[Element box data]
>> Begin
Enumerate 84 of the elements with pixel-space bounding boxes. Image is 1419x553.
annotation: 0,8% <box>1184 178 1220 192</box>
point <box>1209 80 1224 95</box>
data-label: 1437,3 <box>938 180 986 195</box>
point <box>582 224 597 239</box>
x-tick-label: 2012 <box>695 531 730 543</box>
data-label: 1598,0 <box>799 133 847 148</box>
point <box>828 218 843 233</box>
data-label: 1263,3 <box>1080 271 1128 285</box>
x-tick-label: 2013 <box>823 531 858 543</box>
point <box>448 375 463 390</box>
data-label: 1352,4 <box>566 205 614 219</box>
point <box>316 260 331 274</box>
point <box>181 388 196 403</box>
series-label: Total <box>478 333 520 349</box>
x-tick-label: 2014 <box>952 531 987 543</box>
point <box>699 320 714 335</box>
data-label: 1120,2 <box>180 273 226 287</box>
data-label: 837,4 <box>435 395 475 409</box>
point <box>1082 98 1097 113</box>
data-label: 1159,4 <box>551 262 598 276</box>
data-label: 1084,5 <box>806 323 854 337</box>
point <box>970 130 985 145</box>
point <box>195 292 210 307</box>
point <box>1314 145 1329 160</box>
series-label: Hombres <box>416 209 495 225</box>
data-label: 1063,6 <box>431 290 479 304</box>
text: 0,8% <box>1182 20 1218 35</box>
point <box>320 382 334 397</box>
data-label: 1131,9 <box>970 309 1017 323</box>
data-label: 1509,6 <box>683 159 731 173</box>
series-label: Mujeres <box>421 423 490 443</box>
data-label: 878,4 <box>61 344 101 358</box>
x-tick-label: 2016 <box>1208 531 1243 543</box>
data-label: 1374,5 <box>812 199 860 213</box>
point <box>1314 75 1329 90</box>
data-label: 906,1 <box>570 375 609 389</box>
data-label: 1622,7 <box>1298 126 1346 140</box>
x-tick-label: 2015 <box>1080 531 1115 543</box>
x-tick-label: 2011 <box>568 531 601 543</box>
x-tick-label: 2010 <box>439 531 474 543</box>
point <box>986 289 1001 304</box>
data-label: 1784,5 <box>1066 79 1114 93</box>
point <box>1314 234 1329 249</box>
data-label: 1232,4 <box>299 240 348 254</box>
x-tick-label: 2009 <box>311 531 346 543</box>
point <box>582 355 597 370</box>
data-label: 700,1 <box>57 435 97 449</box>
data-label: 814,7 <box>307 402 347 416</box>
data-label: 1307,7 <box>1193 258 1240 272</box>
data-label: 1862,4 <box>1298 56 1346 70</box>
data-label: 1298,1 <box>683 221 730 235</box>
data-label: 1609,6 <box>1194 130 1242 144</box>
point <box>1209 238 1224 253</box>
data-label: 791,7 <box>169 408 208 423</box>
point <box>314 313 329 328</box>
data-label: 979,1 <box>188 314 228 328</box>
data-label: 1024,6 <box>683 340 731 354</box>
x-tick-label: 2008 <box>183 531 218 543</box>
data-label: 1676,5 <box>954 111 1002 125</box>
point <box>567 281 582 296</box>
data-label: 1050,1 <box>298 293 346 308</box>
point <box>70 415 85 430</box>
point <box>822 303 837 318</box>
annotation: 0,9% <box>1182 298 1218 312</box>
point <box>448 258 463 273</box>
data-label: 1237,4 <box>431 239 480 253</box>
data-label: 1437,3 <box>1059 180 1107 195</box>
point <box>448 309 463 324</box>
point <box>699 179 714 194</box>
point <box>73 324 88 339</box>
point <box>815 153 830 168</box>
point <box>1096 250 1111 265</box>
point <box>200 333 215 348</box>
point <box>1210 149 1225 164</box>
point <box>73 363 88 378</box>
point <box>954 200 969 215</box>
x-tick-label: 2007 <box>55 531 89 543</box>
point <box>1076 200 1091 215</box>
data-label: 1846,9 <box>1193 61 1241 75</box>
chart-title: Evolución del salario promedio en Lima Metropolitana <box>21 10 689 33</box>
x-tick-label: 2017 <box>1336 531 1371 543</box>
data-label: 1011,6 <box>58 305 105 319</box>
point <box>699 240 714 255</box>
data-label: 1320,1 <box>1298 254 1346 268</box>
>> End
→ **CHALLENGE**
Collect every line of the data above that contains the string "annotation", with case counting in the match.

→ **RESULT OF THIS EXERCISE**
annotation: 0,8% <box>1184 178 1220 192</box>
annotation: 0,9% <box>1182 298 1218 312</box>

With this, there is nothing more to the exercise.